■ **Exercise details**
Exact reproduction of the data is required, with images excluded.

■ **Data lines**
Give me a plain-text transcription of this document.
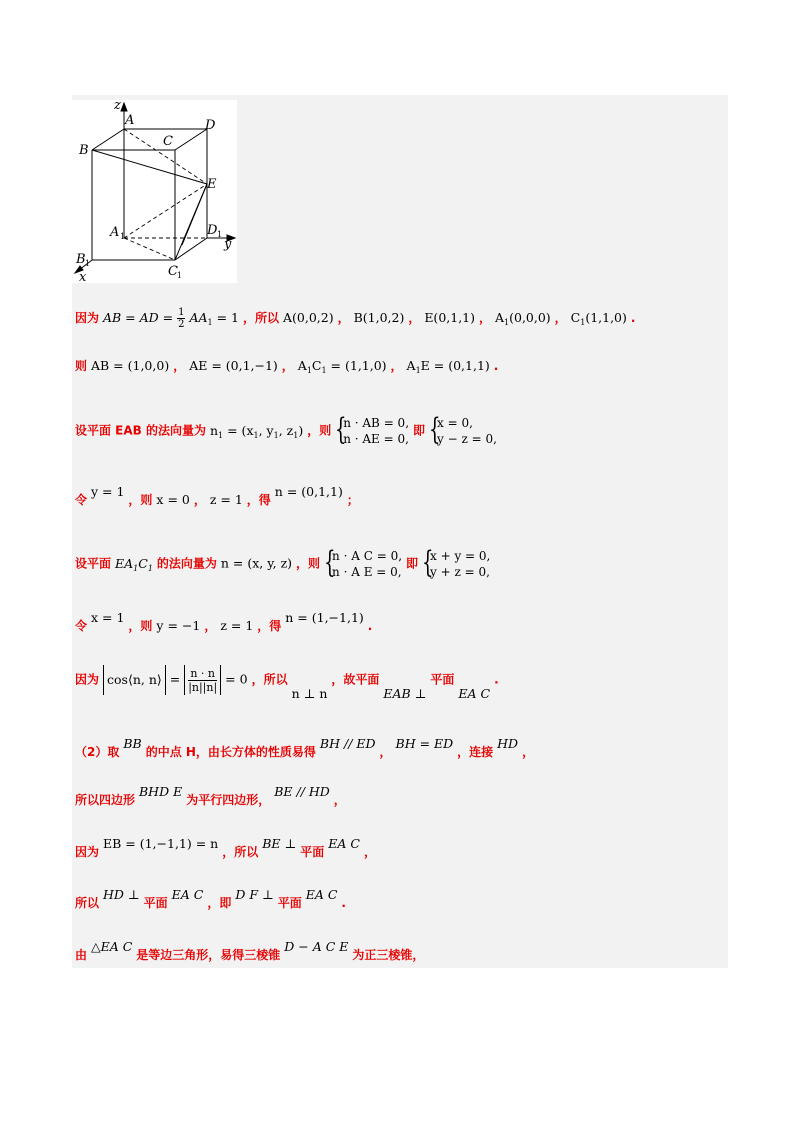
z
A
C
D
B
E
A 1	D 1
B 1
C 1
y
x
因为 AB = AD = $\frac{1}{2} AA_1 = 1$ ，所以 A(0,0,2) ， B(1,0,2) ， E(0,1,1) ， $A_1(0,0,0)$ ， $C_1(1,1,0)$ .
则 AB = (1,0,0) ， AE = (0,1,−1) ， $A_1C_1 = (1,1,0)$ ， $A_1E = (0,1,1)$ .
设平面 EAB 的法向量为 $n_1 = (x_1$, $y_1$, $z_1$) ，则 {
n · AB = 0,
n · AE = 0,
即 {
x = 0,
y − z = 0,
令 y = 1 ，则 x = 0 ， z = 1 ，得 n = (0,1,1) ；
设平面 $EA_1C_1$ 的法向量为 n = (x, y, z) ，则 {
n · A C = 0,
n · A E = 0,
即 {
x + y = 0,
y + z = 0,
令 x = 1 ，则 y = −1 ， z = 1 ，得 n = (1,−1,1) .
因为 cos⟨n, n⟩ = $\frac{n \cdot n}{|n||n|} = 0$ ，所以 n ⊥ n ，故平面 EAB ⊥ 平面 EA C .
（2）取 BB 的中点 H，由长方体的性质易得 BH // ED ， BH = ED ，连接 HD ，
所以四边形 BHD E 为平行四边形， BE // HD ，
因为 EB = (1,−1,1) = n ，所以 BE ⊥ 平面 EA C ，
所以 HD ⊥ 平面 EA C ，即 D F ⊥ 平面 EA C .
由 △EA C 是等边三角形，易得三棱锥 D − A C E 为正三棱锥，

■ **Result of the task**
Give me a plain-text transcription of this document.
z
A
C
D
B
E
A 1	D 1
B 1
C 1
y
x
因为 AB = AD = $\frac{1}{2} AA_1 = 1$ ，所以 A(0,0,2) ， B(1,0,2) ， E(0,1,1) ， $A_1(0,0,0)$ ， $C_1(1,1,0)$ .
则 AB = (1,0,0) ， AE = (0,1,−1) ， $A_1C_1 = (1,1,0)$ ， $A_1E = (0,1,1)$ .
设平面 EAB 的法向量为 $n_1 = (x_1$, $y_1$, $z_1$) ，则 {
n · AB = 0,
n · AE = 0,
即 {
x = 0,
y − z = 0,
令 y = 1 ，则 x = 0 ， z = 1 ，得 n = (0,1,1) ；
设平面 $EA_1C_1$ 的法向量为 n = (x, y, z) ，则 {
n · A C = 0,
n · A E = 0,
即 {
x + y = 0,
y + z = 0,
令 x = 1 ，则 y = −1 ， z = 1 ，得 n = (1,−1,1) .
因为 cos⟨n, n⟩ = $\frac{n \cdot n}{|n||n|} = 0$ ，所以 n ⊥ n ，故平面 EAB ⊥ 平面 EA C .
（2）取 BB 的中点 H，由长方体的性质易得 BH // ED ， BH = ED ，连接 HD ，
所以四边形 BHD E 为平行四边形， BE // HD ，
因为 EB = (1,−1,1) = n ，所以 BE ⊥ 平面 EA C ，
所以 HD ⊥ 平面 EA C ，即 D F ⊥ 平面 EA C .
由 △EA C 是等边三角形，易得三棱锥 D − A C E 为正三棱锥，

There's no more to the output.